(begin)

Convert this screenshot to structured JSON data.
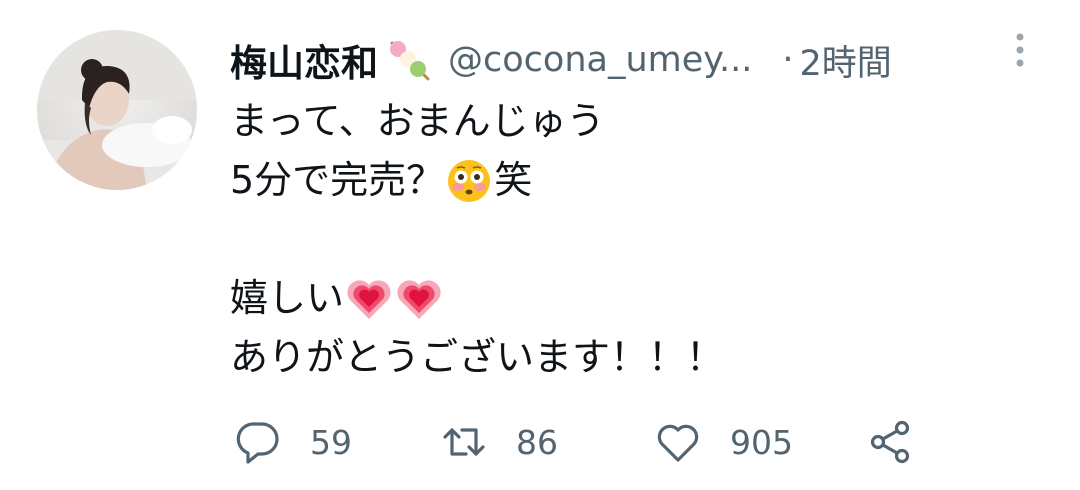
{
  "tweet": {
    "author": {
      "display_name": "梅山恋和",
      "name_emoji": "dango-emoji",
      "handle": "@cocona_umey...",
      "avatar": "profile-photo"
    },
    "separator": "·",
    "timestamp": "2時間",
    "more_icon": "more-vertical-icon",
    "lines": {
      "l1": "まって、おまんじゅう",
      "l2_text": "5分で完売？",
      "l2_emoji": "flushed-face-emoji",
      "l2_tail": "笑",
      "l3": "",
      "l4_text": "嬉しい",
      "l4_emoji": "growing-heart-emoji",
      "l5": "ありがとうございます！！！"
    },
    "actions": {
      "reply": {
        "icon": "reply-icon",
        "count": "59"
      },
      "retweet": {
        "icon": "retweet-icon",
        "count": "86"
      },
      "like": {
        "icon": "heart-icon",
        "count": "905"
      },
      "share": {
        "icon": "share-icon"
      }
    }
  },
  "colors": {
    "text": "#0f1419",
    "secondary": "#536471"
  }
}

(end)

- What you should do
Give back the entries verbatim. Do not include any picture.

- Answer to this task
Convert this screenshot to structured JSON data.
{
  "tweet": {
    "author": {
      "display_name": "梅山恋和",
      "name_emoji": "dango-emoji",
      "handle": "@cocona_umey...",
      "avatar": "profile-photo"
    },
    "separator": "·",
    "timestamp": "2時間",
    "more_icon": "more-vertical-icon",
    "lines": {
      "l1": "まって、おまんじゅう",
      "l2_text": "5分で完売？",
      "l2_emoji": "flushed-face-emoji",
      "l2_tail": "笑",
      "l3": "",
      "l4_text": "嬉しい",
      "l4_emoji": "growing-heart-emoji",
      "l5": "ありがとうございます！！！"
    },
    "actions": {
      "reply": {
        "icon": "reply-icon",
        "count": "59"
      },
      "retweet": {
        "icon": "retweet-icon",
        "count": "86"
      },
      "like": {
        "icon": "heart-icon",
        "count": "905"
      },
      "share": {
        "icon": "share-icon"
      }
    }
  },
  "colors": {
    "text": "#0f1419",
    "secondary": "#536471"
  }
}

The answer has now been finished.